━━━ Task inputs ━━━

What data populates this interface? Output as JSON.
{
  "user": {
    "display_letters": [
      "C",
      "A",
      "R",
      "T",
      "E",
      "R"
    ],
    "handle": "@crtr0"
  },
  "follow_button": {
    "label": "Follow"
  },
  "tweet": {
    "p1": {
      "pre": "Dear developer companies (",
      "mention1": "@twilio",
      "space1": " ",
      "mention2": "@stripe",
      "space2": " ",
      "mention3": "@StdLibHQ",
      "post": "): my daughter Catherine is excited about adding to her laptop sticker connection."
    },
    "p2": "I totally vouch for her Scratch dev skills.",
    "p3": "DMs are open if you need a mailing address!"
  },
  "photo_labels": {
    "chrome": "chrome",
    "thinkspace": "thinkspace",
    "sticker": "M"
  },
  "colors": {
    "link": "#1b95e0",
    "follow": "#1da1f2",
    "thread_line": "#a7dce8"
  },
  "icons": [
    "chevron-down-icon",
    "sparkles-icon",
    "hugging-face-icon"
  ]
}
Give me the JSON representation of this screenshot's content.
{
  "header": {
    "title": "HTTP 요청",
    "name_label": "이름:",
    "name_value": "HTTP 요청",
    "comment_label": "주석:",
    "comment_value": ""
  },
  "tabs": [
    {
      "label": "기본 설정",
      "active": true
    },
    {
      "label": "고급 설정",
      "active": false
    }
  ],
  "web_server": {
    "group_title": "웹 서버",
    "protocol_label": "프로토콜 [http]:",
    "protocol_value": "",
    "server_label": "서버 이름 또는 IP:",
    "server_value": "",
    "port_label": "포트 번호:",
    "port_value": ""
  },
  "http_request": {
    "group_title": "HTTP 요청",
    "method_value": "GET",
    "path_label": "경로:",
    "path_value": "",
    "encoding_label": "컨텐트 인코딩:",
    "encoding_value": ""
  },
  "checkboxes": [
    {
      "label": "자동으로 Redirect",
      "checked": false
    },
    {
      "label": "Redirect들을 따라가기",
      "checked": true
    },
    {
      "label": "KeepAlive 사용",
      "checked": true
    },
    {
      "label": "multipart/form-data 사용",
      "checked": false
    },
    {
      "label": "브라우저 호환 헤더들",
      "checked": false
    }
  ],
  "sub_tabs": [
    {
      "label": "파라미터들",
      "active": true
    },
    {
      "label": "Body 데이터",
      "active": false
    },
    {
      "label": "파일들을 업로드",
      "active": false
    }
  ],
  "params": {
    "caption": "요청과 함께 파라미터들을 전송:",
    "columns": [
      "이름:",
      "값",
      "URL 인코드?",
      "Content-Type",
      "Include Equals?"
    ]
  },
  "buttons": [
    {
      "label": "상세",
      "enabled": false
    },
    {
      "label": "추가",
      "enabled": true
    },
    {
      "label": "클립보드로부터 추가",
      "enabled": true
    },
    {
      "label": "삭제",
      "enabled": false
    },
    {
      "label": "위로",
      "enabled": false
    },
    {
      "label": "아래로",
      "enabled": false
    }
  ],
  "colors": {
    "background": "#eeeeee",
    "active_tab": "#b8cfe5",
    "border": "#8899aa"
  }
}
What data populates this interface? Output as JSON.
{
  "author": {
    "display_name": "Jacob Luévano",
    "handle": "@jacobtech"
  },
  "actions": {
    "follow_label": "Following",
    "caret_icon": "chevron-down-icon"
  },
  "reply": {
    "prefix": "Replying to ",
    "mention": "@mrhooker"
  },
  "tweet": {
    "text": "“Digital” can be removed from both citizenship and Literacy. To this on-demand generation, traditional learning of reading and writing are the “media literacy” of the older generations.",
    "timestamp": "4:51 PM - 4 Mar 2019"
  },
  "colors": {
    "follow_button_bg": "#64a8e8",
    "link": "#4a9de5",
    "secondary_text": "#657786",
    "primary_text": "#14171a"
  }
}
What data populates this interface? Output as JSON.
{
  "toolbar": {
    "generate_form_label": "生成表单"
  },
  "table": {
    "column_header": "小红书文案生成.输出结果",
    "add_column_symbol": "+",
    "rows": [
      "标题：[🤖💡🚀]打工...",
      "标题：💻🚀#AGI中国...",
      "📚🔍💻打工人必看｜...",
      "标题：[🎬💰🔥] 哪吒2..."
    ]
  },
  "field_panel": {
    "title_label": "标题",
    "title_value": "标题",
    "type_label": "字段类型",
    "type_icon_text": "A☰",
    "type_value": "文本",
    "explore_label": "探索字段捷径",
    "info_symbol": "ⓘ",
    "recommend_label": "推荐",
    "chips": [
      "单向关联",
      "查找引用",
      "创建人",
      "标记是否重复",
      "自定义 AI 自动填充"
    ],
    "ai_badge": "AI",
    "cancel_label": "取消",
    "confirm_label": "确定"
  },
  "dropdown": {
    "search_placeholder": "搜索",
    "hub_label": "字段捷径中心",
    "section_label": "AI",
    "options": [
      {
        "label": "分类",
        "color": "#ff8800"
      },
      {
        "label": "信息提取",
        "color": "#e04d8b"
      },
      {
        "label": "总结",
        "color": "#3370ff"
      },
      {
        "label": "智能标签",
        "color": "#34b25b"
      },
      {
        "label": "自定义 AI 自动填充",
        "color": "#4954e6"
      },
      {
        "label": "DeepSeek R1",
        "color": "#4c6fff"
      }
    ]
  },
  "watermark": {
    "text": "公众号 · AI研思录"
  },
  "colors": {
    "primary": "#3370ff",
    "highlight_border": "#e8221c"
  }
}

━━━

▶ **What you will do**:
Note every line above where the string "chevron" shows up, and copy those lines.

▶ **Response to this exercise**:
    "chevron-down-icon",
    "caret_icon": "chevron-down-icon"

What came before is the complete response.